### Exercise objective:
Copy each line of the entries that contains the word "junctions".

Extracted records
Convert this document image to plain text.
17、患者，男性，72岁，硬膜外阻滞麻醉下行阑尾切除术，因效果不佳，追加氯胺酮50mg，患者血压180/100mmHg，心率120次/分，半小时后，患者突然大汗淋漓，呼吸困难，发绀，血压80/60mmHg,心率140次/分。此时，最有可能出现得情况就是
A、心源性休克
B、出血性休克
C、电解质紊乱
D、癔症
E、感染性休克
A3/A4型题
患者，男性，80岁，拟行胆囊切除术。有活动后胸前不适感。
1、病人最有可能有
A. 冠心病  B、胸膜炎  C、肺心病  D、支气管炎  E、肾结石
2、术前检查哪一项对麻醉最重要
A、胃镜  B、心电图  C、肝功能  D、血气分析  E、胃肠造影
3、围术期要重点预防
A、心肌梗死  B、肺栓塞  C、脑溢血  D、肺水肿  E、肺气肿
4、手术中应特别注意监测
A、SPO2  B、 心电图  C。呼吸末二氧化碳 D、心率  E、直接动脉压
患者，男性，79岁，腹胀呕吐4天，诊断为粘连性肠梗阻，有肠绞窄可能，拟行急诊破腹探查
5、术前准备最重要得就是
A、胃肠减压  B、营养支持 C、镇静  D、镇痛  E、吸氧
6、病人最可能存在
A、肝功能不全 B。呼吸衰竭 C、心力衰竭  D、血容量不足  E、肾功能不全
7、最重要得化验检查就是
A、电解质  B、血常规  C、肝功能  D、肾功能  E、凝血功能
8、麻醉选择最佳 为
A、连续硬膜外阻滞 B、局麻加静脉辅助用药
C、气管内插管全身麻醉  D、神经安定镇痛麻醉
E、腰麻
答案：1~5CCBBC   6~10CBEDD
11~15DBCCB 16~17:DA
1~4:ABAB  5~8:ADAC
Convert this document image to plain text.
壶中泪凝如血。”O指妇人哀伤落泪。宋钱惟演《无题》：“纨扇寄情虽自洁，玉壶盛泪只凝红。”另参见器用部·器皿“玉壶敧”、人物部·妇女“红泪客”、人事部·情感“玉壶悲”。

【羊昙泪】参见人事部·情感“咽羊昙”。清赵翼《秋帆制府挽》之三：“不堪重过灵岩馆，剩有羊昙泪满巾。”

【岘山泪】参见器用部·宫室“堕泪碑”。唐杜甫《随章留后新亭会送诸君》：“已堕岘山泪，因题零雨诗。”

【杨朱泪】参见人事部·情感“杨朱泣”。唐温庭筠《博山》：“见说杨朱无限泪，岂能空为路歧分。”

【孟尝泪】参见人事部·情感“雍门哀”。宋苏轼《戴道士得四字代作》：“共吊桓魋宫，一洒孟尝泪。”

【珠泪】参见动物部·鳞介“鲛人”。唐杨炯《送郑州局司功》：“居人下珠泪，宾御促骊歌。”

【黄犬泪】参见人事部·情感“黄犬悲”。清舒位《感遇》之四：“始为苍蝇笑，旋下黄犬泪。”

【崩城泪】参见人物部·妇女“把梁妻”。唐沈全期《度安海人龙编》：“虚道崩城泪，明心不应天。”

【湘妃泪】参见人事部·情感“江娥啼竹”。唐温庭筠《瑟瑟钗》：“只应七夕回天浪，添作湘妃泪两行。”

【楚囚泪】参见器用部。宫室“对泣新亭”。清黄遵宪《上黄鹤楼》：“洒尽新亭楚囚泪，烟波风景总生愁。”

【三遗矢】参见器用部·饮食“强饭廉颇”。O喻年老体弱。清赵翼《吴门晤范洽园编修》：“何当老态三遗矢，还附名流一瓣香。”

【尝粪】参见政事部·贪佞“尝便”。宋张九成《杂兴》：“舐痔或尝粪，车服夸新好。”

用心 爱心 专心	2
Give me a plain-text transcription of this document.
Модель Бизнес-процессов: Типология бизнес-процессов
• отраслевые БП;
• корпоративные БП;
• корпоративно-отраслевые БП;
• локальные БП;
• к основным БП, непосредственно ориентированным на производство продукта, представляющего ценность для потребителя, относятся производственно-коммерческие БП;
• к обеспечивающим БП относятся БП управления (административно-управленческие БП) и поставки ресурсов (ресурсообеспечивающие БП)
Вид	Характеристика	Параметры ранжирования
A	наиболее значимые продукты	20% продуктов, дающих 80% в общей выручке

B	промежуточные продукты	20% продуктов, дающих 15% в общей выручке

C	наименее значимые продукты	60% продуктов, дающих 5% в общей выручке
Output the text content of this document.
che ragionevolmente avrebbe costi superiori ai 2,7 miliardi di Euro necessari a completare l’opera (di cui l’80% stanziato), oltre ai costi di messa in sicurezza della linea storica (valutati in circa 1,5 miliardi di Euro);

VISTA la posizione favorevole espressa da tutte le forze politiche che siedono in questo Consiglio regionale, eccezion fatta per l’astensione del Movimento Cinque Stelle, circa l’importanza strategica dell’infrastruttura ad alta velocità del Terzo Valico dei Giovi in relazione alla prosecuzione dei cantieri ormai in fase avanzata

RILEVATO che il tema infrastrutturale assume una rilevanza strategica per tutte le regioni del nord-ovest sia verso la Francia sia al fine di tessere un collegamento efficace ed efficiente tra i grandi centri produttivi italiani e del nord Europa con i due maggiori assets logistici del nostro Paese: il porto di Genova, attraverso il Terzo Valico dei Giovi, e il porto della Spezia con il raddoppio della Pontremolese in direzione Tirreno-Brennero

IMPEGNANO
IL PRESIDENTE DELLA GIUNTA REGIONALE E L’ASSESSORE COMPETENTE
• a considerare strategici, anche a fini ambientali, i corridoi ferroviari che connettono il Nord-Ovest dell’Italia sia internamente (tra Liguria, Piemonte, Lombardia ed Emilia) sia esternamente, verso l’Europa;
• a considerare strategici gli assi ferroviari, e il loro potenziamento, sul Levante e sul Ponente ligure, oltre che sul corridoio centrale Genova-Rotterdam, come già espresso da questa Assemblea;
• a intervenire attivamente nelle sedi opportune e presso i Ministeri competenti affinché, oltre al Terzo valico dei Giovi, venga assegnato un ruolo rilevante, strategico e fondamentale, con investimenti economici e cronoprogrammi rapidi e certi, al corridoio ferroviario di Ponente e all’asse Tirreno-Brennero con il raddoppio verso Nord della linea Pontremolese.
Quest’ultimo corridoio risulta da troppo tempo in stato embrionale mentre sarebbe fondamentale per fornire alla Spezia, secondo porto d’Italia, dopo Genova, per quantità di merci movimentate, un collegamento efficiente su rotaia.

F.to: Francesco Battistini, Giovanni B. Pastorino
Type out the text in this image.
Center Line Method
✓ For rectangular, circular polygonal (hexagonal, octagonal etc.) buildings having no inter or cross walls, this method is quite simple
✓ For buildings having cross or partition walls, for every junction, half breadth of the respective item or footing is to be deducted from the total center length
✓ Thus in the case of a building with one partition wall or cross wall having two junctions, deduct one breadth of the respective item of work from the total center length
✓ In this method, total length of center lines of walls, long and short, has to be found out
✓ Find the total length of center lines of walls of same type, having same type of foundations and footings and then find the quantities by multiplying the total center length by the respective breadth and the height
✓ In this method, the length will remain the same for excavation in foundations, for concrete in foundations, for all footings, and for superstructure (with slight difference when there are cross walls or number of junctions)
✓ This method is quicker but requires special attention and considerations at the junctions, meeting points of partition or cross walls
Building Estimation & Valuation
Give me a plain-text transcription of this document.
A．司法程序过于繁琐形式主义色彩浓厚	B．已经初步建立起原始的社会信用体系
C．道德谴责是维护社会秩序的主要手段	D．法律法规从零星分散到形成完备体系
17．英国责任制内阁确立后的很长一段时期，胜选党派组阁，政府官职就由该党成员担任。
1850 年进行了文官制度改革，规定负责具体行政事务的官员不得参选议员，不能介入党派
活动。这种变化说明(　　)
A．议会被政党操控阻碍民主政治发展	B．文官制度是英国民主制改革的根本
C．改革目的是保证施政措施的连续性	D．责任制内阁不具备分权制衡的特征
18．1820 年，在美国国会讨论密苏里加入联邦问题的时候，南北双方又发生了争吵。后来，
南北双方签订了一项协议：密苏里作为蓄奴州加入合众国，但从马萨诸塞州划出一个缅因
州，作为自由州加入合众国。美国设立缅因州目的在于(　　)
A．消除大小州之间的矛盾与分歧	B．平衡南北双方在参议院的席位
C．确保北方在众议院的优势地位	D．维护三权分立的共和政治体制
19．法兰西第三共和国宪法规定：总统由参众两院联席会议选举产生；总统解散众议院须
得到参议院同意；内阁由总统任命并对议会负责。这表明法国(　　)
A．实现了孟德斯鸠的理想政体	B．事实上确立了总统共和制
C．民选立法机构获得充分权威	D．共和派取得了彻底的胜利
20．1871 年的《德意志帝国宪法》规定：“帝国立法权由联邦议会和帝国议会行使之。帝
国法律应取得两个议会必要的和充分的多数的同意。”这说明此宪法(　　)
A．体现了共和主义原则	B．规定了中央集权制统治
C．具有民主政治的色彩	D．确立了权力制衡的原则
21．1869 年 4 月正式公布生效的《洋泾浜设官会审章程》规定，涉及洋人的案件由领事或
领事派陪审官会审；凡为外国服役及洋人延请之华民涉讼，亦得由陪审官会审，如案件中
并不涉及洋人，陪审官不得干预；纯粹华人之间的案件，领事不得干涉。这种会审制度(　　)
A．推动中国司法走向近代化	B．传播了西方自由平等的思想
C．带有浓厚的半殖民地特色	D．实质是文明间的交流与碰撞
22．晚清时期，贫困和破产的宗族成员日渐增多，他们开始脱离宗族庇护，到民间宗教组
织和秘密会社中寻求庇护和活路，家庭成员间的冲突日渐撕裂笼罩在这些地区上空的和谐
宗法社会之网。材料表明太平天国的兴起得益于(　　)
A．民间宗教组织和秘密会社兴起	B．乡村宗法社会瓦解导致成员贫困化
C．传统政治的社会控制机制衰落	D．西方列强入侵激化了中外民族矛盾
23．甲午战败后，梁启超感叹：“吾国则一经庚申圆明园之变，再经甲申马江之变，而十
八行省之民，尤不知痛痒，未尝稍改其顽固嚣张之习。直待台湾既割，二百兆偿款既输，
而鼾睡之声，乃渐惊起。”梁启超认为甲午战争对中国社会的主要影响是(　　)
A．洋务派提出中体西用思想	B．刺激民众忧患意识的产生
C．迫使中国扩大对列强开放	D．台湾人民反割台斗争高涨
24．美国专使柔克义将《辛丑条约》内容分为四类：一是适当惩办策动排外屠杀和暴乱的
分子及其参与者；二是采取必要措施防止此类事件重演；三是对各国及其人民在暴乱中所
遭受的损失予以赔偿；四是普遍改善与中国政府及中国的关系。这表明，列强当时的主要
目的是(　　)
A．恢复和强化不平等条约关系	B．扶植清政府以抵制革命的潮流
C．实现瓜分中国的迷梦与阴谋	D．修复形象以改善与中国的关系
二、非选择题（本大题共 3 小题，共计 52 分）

### Written response:
✓ Thus in the case of a building with one partition wall or cross wall having two junctions, deduct one breadth of the respective item of work from the total center length
✓ In this method, the length will remain the same for excavation in foundations, for concrete in foundations, for all footings, and for superstructure (with slight difference when there are cross walls or number of junctions)
✓ This method is quicker but requires special attention and considerations at the junctions, meeting points of partition or cross walls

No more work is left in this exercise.